PROBLEM:
In the records that follow, locate every line with "this" and extract it.
· · ·
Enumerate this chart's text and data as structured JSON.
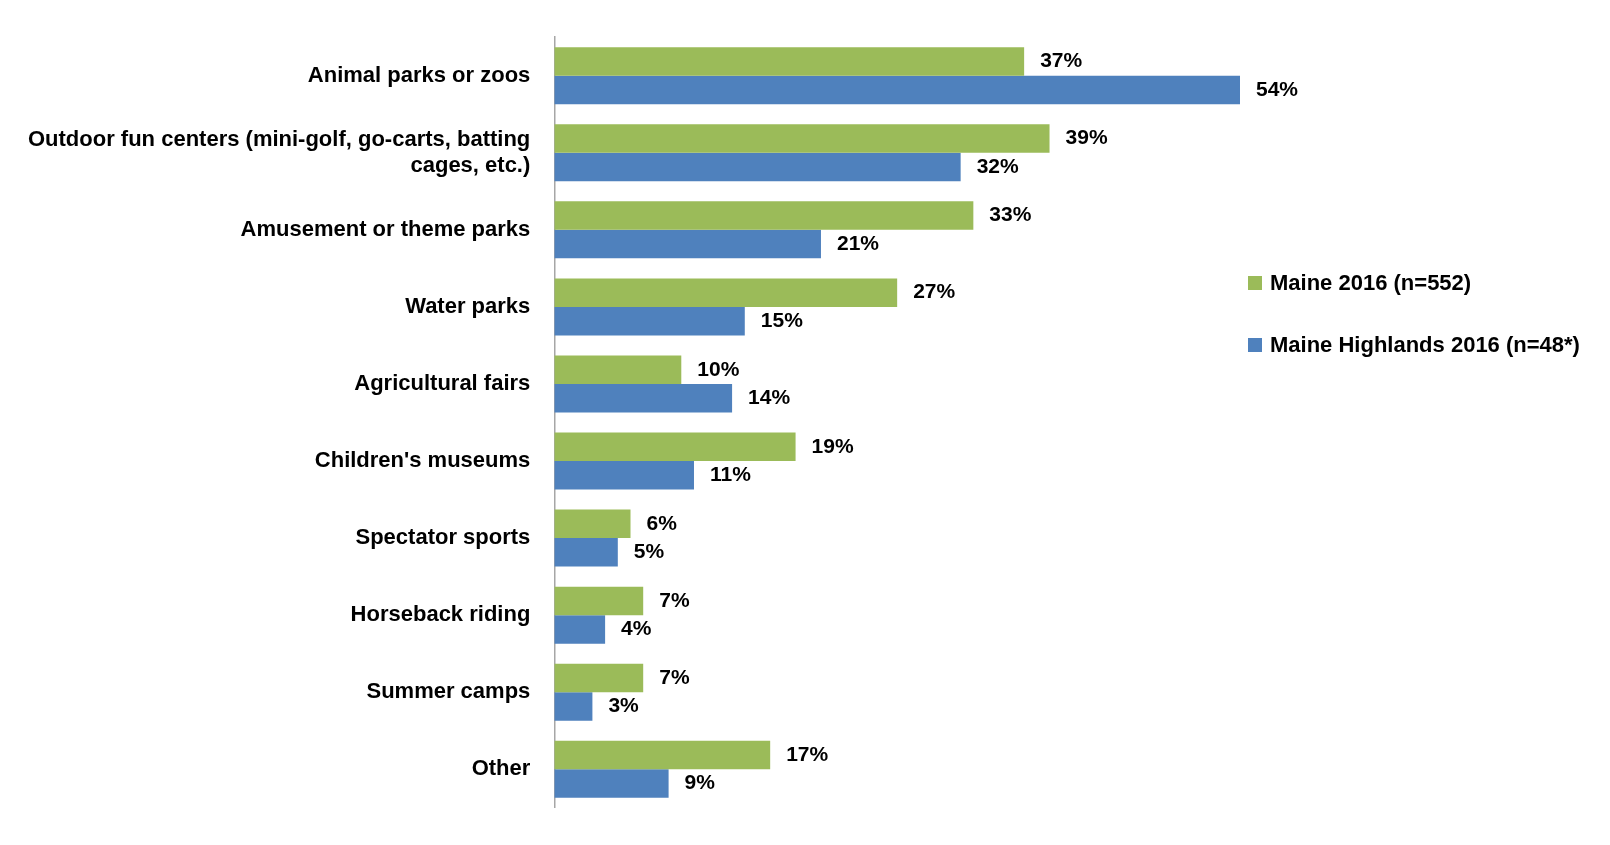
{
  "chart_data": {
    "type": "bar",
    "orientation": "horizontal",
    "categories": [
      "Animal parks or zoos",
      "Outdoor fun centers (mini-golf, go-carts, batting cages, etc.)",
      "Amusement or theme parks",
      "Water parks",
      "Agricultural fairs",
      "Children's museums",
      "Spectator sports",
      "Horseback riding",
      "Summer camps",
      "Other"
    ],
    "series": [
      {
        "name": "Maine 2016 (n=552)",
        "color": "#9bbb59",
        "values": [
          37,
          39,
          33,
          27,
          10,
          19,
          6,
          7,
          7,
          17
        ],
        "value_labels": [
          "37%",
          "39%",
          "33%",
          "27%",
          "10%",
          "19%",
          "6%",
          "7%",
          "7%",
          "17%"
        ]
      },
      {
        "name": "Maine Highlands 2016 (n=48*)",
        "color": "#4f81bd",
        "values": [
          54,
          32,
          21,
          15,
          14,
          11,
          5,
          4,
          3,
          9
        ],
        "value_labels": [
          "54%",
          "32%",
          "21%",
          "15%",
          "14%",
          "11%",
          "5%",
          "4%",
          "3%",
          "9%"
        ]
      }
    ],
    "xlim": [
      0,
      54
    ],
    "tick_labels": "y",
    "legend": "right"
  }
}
· · ·
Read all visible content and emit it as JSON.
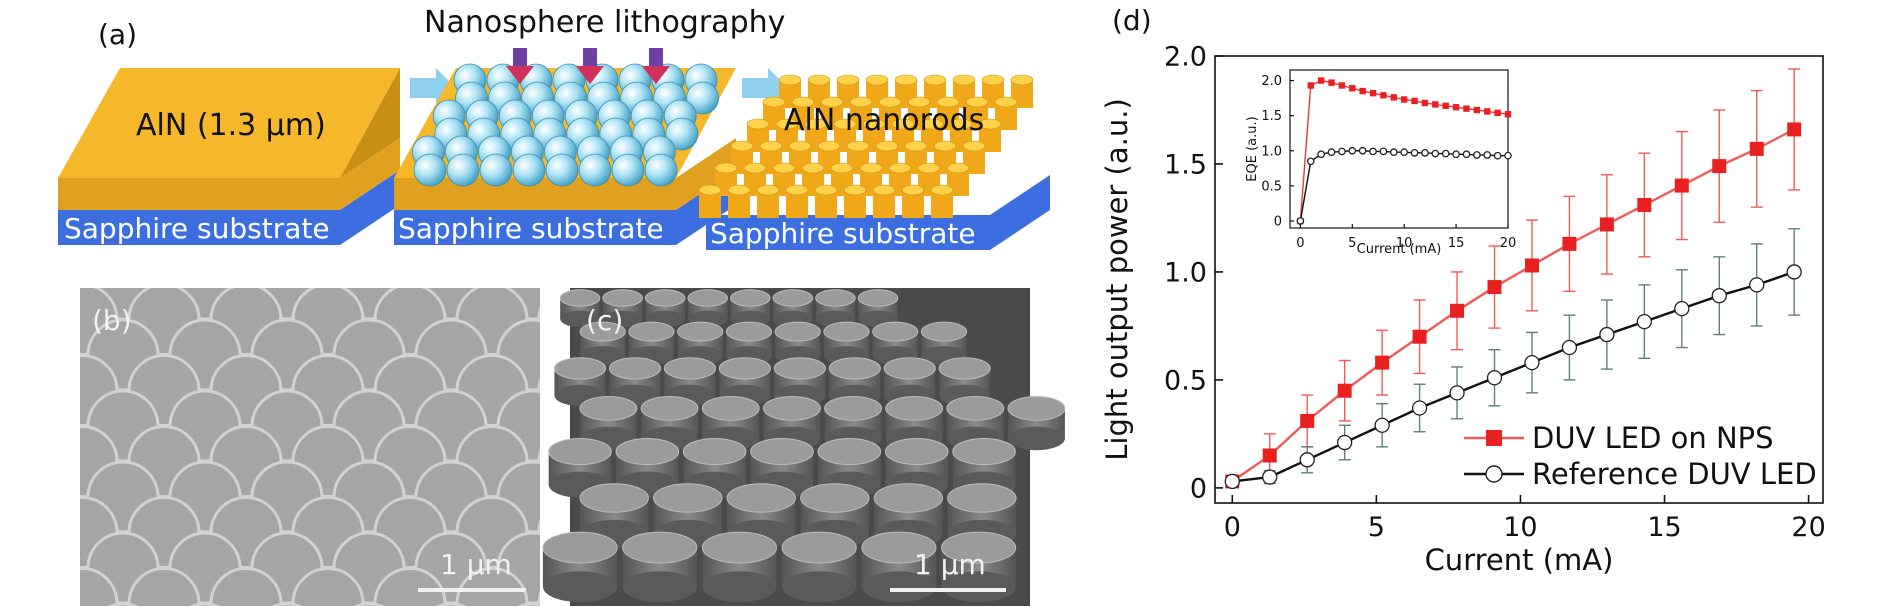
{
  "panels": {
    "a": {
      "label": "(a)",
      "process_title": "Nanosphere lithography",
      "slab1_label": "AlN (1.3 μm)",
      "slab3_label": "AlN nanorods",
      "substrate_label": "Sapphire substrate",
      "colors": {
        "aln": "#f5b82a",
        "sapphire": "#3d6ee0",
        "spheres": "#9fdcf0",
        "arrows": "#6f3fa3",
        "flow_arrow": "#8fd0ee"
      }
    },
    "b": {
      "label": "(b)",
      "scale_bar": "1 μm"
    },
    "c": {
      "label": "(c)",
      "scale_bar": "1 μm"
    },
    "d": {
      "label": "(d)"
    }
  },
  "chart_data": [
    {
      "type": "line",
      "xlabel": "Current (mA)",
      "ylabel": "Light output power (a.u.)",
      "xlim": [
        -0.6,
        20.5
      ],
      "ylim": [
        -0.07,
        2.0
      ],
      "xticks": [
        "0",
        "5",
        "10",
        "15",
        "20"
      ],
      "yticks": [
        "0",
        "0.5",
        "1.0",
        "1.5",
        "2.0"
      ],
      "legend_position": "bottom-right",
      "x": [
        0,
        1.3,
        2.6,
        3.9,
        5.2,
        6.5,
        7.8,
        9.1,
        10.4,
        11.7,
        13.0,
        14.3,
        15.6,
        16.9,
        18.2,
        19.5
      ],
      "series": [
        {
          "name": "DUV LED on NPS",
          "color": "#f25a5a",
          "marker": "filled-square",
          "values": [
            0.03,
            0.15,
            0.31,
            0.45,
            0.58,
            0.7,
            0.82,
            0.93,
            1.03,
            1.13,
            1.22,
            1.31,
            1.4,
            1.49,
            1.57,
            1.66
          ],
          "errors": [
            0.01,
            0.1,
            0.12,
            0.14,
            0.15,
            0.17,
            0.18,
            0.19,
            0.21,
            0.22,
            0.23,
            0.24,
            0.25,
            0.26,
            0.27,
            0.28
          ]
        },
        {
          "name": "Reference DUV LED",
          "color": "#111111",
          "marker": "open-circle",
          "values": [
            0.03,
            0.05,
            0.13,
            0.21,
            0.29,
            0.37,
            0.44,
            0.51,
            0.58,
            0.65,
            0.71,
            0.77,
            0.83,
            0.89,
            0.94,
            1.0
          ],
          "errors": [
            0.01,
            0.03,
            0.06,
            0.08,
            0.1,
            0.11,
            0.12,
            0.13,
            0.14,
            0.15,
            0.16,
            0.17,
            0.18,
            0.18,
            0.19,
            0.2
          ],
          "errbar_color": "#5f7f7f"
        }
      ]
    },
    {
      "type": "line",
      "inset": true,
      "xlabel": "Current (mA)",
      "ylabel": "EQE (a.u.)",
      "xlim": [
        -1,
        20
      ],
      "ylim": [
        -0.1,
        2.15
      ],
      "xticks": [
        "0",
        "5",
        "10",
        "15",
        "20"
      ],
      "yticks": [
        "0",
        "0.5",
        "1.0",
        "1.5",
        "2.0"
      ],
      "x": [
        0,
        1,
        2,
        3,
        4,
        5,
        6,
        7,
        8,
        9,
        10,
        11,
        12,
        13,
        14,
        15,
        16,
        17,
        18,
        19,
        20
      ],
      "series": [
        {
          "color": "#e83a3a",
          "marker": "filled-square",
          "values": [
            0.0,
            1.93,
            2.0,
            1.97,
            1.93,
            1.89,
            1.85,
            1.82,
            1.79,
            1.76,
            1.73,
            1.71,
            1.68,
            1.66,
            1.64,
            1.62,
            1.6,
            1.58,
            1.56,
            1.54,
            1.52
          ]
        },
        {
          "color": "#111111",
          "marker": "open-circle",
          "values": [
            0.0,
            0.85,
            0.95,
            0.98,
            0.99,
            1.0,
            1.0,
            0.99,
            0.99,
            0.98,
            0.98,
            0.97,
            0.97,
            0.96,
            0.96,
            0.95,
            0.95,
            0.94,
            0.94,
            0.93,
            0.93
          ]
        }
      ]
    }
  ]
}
· · ·
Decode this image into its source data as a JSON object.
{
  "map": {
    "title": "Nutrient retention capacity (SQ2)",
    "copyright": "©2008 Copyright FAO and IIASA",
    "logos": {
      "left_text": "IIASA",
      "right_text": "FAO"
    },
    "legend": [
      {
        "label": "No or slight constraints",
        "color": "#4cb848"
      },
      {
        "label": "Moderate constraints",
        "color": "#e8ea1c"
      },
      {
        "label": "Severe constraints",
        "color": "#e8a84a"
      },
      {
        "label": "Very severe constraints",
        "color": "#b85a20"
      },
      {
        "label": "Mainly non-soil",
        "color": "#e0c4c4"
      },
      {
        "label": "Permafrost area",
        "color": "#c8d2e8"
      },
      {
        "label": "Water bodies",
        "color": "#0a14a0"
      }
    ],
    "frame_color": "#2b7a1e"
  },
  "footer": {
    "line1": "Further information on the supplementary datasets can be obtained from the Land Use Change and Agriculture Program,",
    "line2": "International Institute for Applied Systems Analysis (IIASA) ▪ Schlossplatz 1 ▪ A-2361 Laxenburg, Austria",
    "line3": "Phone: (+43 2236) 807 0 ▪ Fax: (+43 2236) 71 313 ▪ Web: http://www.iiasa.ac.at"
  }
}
· · ·
THE SOLUTION:
Enumerate this chart's text and data as structured JSON.
Decode this image into its source data as a JSON object.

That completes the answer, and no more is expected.